**Direction:** Find every line in the records below that holds the word "title", and copy each one.

[Extracted data entries]
►

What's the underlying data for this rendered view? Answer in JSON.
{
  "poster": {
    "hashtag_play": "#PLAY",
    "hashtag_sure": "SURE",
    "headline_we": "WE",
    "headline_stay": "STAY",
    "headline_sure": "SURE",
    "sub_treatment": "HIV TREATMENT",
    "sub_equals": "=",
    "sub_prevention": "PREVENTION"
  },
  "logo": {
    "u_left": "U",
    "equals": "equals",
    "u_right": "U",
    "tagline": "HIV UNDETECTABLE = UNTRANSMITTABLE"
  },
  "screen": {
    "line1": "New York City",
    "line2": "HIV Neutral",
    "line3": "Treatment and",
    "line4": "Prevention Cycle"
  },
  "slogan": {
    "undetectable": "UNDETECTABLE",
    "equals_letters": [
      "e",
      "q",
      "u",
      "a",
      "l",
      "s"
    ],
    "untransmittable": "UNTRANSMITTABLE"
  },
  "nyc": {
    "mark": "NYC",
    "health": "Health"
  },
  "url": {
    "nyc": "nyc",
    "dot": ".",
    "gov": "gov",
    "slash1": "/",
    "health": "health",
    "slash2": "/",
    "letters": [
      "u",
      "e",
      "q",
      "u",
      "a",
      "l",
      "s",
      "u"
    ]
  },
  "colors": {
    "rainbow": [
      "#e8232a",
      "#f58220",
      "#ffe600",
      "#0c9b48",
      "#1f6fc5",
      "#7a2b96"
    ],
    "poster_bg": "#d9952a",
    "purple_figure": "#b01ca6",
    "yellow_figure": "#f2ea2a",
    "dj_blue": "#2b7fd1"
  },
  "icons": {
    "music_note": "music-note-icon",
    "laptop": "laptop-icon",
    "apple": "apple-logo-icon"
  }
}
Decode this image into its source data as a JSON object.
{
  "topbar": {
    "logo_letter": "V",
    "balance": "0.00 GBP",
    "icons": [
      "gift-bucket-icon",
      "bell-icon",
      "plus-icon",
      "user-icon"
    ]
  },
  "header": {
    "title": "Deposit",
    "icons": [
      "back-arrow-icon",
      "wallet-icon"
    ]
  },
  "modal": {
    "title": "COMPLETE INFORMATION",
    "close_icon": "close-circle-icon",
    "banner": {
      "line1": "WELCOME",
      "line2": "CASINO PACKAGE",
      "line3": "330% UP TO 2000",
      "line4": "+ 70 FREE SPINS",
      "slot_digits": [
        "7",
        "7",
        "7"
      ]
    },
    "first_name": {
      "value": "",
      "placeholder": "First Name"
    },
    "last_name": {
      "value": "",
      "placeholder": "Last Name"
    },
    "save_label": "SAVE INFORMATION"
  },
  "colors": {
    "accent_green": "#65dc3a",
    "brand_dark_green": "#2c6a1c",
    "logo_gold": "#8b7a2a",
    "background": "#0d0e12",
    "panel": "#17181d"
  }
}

◄

**Task answer:**
    "title": "Deposit",
    "title": "COMPLETE INFORMATION",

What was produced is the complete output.